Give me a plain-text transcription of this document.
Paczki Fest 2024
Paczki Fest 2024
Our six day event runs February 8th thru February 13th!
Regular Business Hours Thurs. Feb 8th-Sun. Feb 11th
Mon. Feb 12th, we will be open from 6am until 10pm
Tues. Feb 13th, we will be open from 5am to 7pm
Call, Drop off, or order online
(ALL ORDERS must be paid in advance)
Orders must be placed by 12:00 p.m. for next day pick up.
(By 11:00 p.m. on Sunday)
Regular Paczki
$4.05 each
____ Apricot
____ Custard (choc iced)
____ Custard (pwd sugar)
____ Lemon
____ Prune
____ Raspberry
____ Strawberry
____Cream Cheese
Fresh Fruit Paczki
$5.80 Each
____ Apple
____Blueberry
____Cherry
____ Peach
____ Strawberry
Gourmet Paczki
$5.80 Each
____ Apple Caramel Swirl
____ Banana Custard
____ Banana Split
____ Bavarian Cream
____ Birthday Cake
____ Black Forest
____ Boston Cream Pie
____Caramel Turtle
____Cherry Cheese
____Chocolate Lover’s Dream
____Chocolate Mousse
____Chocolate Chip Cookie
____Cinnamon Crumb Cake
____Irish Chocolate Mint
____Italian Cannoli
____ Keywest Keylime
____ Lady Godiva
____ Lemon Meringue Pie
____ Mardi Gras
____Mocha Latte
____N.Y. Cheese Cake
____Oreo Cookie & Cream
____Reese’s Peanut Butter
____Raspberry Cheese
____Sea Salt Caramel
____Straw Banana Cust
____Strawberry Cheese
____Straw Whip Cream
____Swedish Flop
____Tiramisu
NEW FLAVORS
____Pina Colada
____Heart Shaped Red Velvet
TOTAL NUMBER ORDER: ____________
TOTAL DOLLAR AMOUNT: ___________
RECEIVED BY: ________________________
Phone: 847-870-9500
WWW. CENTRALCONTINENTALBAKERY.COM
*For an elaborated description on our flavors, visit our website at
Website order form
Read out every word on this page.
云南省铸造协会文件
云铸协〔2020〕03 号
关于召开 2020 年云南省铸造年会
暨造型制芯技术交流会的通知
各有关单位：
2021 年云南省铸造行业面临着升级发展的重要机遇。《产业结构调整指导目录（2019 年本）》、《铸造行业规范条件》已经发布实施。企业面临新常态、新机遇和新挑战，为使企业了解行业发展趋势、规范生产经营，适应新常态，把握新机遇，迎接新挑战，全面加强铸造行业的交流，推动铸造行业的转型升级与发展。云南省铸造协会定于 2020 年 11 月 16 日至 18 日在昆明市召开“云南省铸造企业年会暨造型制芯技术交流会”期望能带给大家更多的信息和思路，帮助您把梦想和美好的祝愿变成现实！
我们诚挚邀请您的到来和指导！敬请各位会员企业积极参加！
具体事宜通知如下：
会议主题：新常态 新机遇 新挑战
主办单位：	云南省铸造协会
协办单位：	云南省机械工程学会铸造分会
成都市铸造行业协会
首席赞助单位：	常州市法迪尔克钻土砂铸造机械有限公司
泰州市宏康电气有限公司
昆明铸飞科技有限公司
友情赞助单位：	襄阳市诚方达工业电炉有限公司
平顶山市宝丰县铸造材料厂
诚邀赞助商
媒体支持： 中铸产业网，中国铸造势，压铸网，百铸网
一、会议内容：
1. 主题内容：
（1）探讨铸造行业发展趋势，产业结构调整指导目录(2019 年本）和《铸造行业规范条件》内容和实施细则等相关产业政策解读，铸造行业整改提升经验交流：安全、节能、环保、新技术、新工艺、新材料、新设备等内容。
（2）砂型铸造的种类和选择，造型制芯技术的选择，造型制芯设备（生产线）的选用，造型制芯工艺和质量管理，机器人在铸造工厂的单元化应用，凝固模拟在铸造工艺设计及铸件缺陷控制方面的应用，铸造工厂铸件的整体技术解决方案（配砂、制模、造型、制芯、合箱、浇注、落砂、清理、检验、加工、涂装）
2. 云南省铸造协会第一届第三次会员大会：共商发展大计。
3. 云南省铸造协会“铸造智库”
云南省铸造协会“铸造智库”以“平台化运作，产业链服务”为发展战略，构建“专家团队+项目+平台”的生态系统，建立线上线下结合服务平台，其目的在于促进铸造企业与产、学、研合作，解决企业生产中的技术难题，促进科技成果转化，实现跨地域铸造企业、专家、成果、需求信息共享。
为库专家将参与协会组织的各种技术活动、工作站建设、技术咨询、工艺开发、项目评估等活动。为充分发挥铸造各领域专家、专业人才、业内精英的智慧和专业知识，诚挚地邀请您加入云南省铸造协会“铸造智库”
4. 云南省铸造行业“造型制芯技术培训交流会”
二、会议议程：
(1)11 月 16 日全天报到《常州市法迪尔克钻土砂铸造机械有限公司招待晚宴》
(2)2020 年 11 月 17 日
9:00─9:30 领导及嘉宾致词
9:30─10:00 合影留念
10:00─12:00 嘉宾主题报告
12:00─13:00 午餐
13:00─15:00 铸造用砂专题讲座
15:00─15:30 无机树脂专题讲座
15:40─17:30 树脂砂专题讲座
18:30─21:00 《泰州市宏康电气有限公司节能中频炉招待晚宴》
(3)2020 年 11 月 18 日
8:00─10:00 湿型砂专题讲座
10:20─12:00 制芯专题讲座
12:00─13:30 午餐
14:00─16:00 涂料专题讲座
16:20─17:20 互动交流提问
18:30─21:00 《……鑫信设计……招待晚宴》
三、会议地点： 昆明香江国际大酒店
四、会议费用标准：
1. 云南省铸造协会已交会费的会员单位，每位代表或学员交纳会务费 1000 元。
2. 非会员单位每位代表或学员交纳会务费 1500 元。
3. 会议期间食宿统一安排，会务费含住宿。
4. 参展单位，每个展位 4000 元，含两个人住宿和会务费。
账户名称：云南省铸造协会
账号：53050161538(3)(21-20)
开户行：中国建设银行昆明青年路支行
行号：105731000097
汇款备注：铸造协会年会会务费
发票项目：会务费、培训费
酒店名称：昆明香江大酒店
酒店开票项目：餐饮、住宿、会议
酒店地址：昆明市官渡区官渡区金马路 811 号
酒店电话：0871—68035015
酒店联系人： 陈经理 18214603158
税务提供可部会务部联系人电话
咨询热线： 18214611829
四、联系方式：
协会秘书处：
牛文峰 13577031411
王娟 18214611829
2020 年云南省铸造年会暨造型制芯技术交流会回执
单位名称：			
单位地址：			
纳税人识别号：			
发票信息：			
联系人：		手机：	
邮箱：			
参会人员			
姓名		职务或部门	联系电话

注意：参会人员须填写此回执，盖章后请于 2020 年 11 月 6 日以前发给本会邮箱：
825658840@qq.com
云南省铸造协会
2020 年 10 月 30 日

:: Work to complete ::
Look through the material above. Copy each line where the word "will" appears.

:: Exercise result ::
Mon. Feb 12th, we will be open from 6am until 10pm
Tues. Feb 13th, we will be open from 5am to 7pm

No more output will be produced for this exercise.